What to work on
a) In the excerpt on Microsoft's Office file formats, what is the word "simplistic" supposed to mean when applied to formats such as ODF?
b) Summarize the excerpt on Microsoft's Office file formats in two sentences.

Excerpt to read
================================

In the period of time (that spans through a number of years) where Microsoft takes the risk of introducing new file formats, CIO could decide to just as well switch to an alternative Office suite for a fraction of the budget. Microsoft knows it very well, hence the media blitz. Hence the characterization of the alternative Office file formats such as ODF as simplistic. Simplistic is supposed to mean : not backwards compatible. That is what CIOs understand, and that is FUD.

In this period of time, Microsoft wants to minimize the ratio of organizations switching to an alternative Office suite. To Microsoft Office, OpenOffice is Netscape. This is not a problem anymore when the new "OOXML" file formats reach critical mass. We are not there yet, but that's the plan : dry the competition as much as possible, which includes fake activities such as starting so-called open source projects. Something that is not exactly music to CIOs' hears, why should CIOs care? It's the opposite. When a CIO hears "open source project", he understands something other than backwards compatible, therefore unreliable stuff. The decision is a no brainer then.

So what we are talking about here is a well orchestred media communication targeted to CIOs, not software developers. Until you get that, you don't understand.

The consequences of this attitude

Now that we know that Microsoft is not interested in building a modern Office document model (after all, there is already an international ISO/IEC standard for that : ODF), it gets easier to understand why OOXML is such a mess.

It was recently brought up from people with vested interests in Office file formats that OOXML is a big mess :

  • Rob Weir (IBM) : "The Disharmony of OOXML"

================================

Data block
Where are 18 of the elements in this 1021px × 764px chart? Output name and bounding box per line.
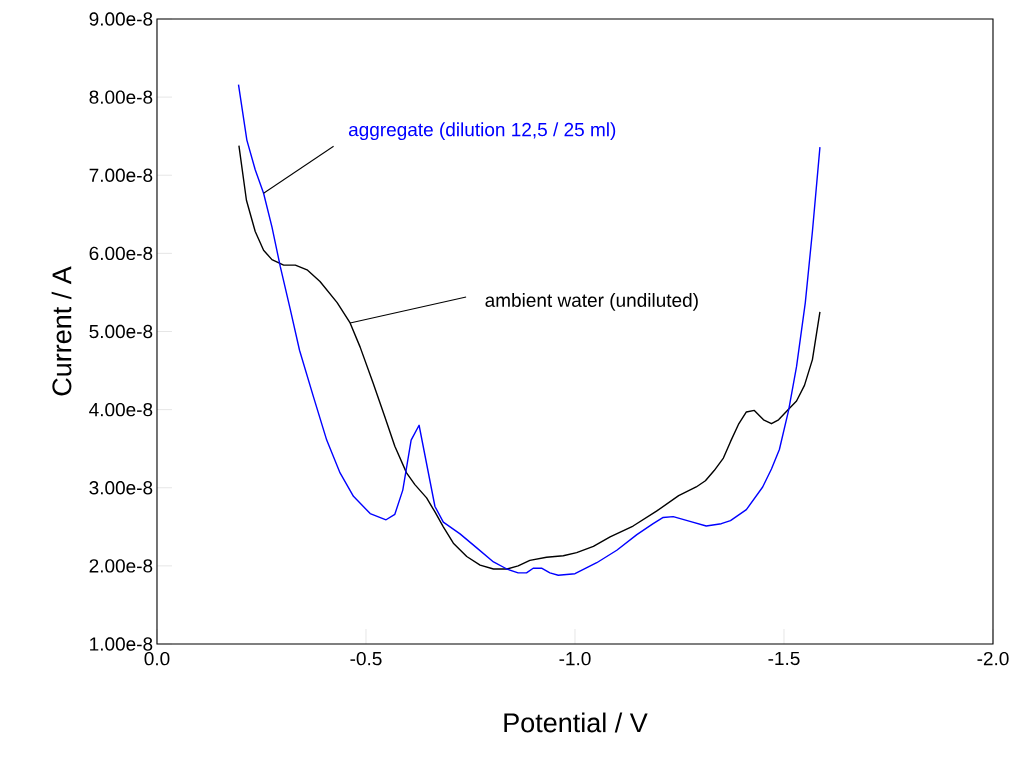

================================

Outputs for the tasks
a) It is supposed to mean "not backwards compatible."

b) The excerpt argues that, while Microsoft takes the risk of introducing new file formats, it runs a media campaign aimed at CIOs to keep organizations from switching to an alternative Office suite, including calling formats such as ODF simplistic, which the excerpt calls FUD. It adds that Microsoft is not interested in building a modern Office document model, which makes it easier to understand why OOXML is such a mess, as people with vested interests in Office file formats have recently pointed out.